Okay, I'll give it a shot!  :)

I find it significant that when LSV discusses the emergence of verbal thinking in early childhood he suggests that speech 'goes inward' in two steps. First, it goes inward 'psychologically.' Speech that has been up to this point social becomes self-directed; it becomes individual. The young child now does to herself what she has been doing to other people and what they have been doing to her - she tells herself what to do. She speaks out loud - we can hear what she says, and so can she. This self-directed speech appears first when the young child encounters a problem in her ongoing practical activity; with time it shifts to become a way of planning what she will do in advance. This is a material change.

Second, speech becomes inner 'physiologically.' Up to this point, the speech production regions of the brain have worked with the motor regions controlling the articulatory apparatus to emit audible speech. The reception regions of the brain have monitored this speech via the ears. Now the young child becomes capable of sending the output of the speech production regions directly to the reception regions. There is evidence that the arcuate fasciculus provides this direct connection. This too is a material change (one which Luria proposes).

The result of this 'becoming inner physiologically' is that the young child can hear herself talking, but we cannot hear her. This is 'covert' self-directed speech. We adults can all do this too, and the natural question to ask is, where is this speech located? We tend to reply, in the mind. I would suggest that this is an illusion. In a similar way when I listen to music through earphones I experience the sounds as coming from inside my head, though this is not in fact the case. This kind of 'user illusion' is, in my view, what LSV was referring to in his example in Crisis of reflection in a mirror. We experience an object apparently 'behind' the mirror, but this is an illusion. We can easily explain the illusion in terms of the material characteristics of the mirror, and the laws of reflection of light. In the same way, we can explain the illusion of 'inner speech' and 'mental activity' in terms of the material characteristics of the brain. (At least, neuroscience is beginning to enable us to do so.) The young child begins to be able to deliberately employ those neural characteristics in early childhood, and during middle childhood becomes much more skilled at doing so. 

Prior to this, in infancy and toddlerhood, LSV describes a practical intelligence that is not thinking in the sense that self-directed speech is verbal thinking. It is the smart problem-solving in action that Piaget, of course, called sensorimotor intelligence.

Martin

On Dec 16, 2012, at 3:29 PM, Charles Bazerman <bazerman@education.ucsb.edu>
 wrote:

> It seems to me that what is needed at this point in the discussion that someone come forth with a clear articulation of how the personal and social experiences that appear to be idealist are produced from a material basis, the material conditions of our experiences in the world and the way language and other symbols come to create a transformed set of mental processes in which we recognize "ideas."  This account must also contend with the prelinguistic thinking which Vygotsky posits as dominating in the early couple or three years, and then remains in a sublated form even as our perceptions, actions, and articulations become increasingly formed through publicly circulated and internally reconfigured language. This, of course is all in Vuygotsky, but until we actually discuss the mechanisms Vygotsky posits we will not be able to remove ourselves from the philosophical thickets.

▶ Brief 1
List every stage of childhood or early life that the text on inner speech names.
▶ Brief 2
Extend the text on inner speech by continuing it from its final sentence.
The lines that come next are drawn from a different source than the text on inner speech.

▶ Dataset content
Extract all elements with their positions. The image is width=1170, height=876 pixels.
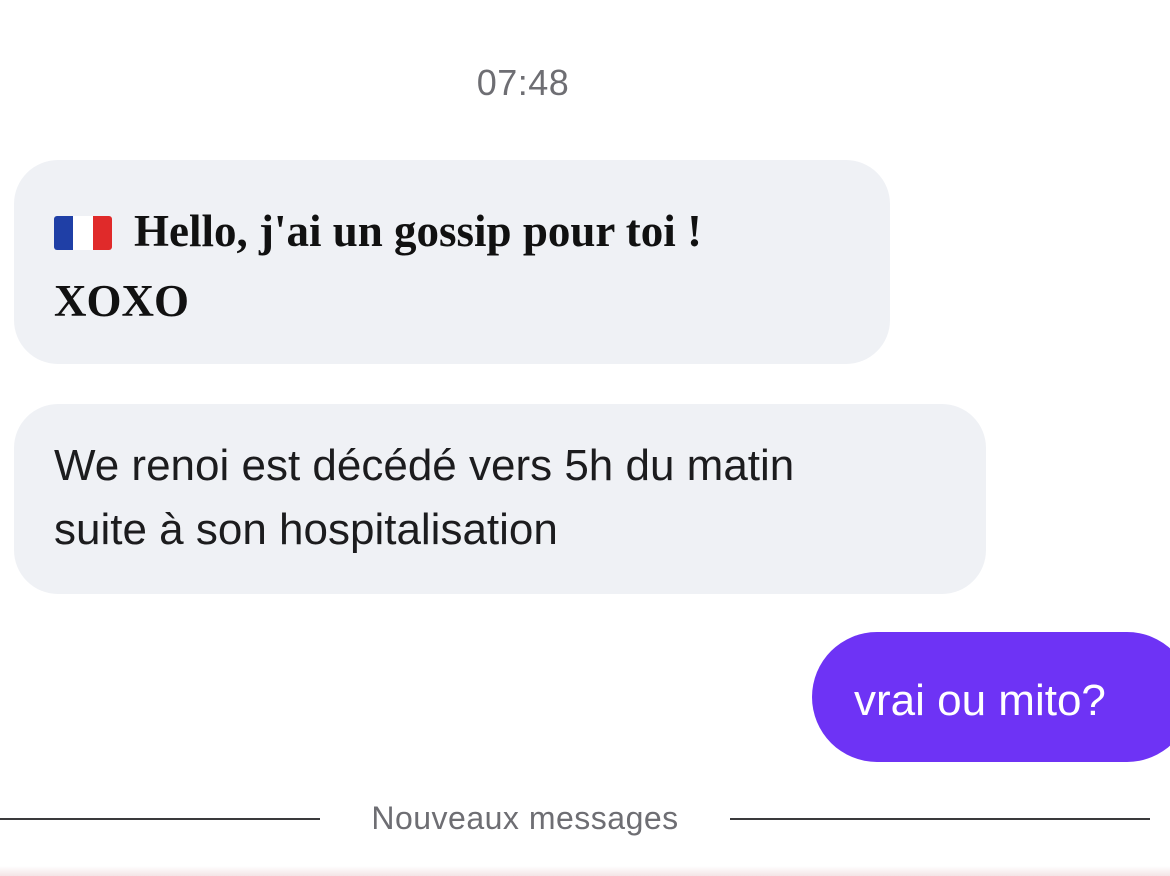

▶ Task response 1
early childhood, middle childhood, infancy, toddlerhood

▶ Task response 2
> 
> Chuck
> 
> ----- Original Message -----
> From: Haydi Zulfei <haydizulfei@rocketmail.com>
> Date: Sunday, December 16, 2012 12:04 pm
> Subject: Re: [xmca] http://marxismocritico.com/category/psicologia-marxista/
> To: Martin Packer <packer@duq.edu>, "eXtended Mind, Culture, Activity" <xmca@weber.ucsd.edu>
> 
>> Ok ! Thanks a lot , Martin ! This is my puzzle . This is my confusion 
>> . You are mostly absent from the discussions . Andy also believes 
>> Vygotsky is a staunch marxist/materialist . My puzzle is Vygotsky 
>> seems to have gotten mixed up . In his name everything is justified . 
>> I remember your ' Is Vygotsky still relevant ? ' to which you and many 
>> others answered , 'yes' . I so suppose Vygotsky tries to get the 
>> 'good' of everything and credits the 'bad' things to liveliest , at 
>> times , hot critiques . He deals , for instance , with Spinoza in such 
>> manner . What I want to say is , here , on this forum , I might fancy 
>> ! there's no dividing line between 'materialism' vs. 'idealism' , the 
>> theme so pivotal to Vygotsky's understanding ; Not that 'idealists' , 
>> if any but me , have no right to come up with their ideas but that if 
>> the backbone of this forum recognizes someone as talking 
>> idealistically which goes against what Vygotsky intends ,  they should 
>> clarify the
>> points as Vygotsky himself so clearly and brilliantly does . And if 
>> they are so progressive as to put Vygotsky behind their back , it's we 
>> who should sit calm and listen . Does this forum support Vygotskyian 
>> 'Materialism' ?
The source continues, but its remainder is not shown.